Search the material for "διαιρέτας" and show all lines that contain it.

| RAW DATA |
____

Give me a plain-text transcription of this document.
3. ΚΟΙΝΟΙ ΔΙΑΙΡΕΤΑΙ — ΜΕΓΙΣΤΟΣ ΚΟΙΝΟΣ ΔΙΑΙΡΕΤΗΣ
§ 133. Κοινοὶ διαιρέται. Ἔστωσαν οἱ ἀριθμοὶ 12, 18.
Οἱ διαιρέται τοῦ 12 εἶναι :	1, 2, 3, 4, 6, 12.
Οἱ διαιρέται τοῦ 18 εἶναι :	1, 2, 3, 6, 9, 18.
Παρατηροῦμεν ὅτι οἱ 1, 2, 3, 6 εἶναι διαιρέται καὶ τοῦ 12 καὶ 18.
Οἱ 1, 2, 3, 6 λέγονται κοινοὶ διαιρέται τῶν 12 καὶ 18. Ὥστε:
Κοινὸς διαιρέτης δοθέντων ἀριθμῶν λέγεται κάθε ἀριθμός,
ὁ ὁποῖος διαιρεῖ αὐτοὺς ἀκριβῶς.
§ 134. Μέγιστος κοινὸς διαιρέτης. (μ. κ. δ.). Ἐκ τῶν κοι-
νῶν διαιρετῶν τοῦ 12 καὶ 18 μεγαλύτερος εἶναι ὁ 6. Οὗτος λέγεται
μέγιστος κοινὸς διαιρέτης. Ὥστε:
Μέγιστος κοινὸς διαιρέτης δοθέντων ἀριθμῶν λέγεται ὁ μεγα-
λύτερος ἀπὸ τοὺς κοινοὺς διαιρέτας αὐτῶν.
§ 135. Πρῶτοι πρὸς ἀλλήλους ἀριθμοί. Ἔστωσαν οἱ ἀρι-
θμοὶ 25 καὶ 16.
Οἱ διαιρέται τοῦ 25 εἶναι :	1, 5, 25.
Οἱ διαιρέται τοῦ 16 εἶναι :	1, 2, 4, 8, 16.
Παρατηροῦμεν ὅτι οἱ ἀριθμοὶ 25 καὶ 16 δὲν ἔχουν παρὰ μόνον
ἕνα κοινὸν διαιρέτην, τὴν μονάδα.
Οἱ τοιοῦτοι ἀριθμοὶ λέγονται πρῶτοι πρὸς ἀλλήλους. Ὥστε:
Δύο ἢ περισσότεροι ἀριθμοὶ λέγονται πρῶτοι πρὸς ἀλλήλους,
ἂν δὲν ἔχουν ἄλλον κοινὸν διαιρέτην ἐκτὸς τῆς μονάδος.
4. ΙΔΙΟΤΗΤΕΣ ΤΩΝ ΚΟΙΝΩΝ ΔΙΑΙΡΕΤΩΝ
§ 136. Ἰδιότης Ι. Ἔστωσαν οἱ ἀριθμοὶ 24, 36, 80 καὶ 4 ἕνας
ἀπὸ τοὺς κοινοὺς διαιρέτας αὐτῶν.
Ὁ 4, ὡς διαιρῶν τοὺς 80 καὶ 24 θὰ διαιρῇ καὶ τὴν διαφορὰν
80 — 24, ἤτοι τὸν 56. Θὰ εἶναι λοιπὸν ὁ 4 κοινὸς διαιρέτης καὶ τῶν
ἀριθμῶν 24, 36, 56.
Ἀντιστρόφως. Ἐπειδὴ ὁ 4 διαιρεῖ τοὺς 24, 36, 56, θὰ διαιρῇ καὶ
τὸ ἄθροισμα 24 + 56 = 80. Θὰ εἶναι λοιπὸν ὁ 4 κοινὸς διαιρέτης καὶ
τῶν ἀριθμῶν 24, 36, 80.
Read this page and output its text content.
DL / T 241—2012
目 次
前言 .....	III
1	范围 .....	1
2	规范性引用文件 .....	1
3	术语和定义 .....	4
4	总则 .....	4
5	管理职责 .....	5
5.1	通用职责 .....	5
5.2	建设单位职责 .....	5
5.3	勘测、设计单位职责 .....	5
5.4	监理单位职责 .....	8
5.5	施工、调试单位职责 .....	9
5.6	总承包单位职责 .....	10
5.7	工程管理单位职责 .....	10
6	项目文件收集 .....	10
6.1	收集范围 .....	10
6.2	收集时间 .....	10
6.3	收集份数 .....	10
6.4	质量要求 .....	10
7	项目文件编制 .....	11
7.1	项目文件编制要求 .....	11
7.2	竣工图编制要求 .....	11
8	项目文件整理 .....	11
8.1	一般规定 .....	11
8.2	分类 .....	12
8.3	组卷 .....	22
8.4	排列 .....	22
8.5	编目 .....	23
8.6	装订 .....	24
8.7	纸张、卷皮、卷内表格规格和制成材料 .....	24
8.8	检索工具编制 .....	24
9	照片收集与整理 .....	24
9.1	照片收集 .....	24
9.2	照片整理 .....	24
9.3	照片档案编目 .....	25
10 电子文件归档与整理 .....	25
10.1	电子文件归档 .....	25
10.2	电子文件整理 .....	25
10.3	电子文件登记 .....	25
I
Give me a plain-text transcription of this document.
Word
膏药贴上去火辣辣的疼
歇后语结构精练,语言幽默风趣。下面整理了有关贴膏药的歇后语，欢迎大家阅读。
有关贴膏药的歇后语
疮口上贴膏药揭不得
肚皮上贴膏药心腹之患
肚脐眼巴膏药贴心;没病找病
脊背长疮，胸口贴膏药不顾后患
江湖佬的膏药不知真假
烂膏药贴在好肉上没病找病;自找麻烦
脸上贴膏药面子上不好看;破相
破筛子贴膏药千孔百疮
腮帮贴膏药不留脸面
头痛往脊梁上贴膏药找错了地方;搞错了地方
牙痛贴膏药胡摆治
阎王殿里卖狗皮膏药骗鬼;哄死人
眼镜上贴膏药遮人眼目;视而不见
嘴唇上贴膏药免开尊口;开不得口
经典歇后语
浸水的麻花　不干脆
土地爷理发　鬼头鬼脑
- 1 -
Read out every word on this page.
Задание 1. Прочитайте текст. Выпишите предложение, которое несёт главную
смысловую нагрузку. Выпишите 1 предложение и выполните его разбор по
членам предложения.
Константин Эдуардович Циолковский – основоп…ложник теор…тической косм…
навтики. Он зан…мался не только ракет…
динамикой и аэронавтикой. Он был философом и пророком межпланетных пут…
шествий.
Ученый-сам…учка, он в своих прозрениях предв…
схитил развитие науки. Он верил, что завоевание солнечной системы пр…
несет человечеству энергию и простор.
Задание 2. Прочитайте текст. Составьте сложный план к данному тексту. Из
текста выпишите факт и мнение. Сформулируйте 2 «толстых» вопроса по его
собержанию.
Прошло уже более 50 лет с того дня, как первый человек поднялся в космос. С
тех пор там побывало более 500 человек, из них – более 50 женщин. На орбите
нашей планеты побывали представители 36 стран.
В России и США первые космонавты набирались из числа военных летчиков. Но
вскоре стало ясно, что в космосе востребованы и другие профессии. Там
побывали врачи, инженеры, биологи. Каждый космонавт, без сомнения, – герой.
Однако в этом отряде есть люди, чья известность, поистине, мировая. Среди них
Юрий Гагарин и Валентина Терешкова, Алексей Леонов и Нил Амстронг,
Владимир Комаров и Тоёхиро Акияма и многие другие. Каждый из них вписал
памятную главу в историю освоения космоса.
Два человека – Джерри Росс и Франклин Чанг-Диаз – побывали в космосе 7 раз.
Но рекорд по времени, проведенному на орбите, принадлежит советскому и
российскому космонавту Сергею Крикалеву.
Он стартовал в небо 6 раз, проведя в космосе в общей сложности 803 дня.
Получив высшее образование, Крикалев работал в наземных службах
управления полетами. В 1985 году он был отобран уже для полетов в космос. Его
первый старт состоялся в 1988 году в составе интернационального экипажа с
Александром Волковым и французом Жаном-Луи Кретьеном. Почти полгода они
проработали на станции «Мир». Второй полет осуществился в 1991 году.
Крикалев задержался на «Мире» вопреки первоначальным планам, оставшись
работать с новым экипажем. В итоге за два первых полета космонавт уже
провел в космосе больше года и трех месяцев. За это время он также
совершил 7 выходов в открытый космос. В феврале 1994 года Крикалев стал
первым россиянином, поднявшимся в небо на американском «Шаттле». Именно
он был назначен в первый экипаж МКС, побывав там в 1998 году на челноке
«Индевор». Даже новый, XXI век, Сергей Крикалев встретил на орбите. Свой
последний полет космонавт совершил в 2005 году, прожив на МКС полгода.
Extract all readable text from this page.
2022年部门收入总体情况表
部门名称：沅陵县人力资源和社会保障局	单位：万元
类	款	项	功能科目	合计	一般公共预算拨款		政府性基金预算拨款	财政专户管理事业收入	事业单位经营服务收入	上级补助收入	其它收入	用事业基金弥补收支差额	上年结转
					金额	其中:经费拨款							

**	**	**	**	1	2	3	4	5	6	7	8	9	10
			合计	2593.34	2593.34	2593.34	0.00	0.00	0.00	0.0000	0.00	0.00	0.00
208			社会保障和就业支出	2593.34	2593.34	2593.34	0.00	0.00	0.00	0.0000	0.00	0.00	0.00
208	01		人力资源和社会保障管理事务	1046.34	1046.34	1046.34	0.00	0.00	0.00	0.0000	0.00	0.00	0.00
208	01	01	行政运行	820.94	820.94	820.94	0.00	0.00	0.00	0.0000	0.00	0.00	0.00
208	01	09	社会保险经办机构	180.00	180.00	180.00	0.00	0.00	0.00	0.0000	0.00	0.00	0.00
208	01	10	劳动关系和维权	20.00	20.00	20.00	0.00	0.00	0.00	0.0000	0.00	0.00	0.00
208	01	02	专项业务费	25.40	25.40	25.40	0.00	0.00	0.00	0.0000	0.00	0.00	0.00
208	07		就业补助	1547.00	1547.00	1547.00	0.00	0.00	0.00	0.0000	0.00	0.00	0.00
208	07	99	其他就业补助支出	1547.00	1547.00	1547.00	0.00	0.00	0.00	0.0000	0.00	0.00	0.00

____

| WRITTEN RESPONSE |
λύτερος ἀπὸ τοὺς κοινοὺς διαιρέτας αὐτῶν.
ἀπὸ τοὺς κοινοὺς διαιρέτας αὐτῶν.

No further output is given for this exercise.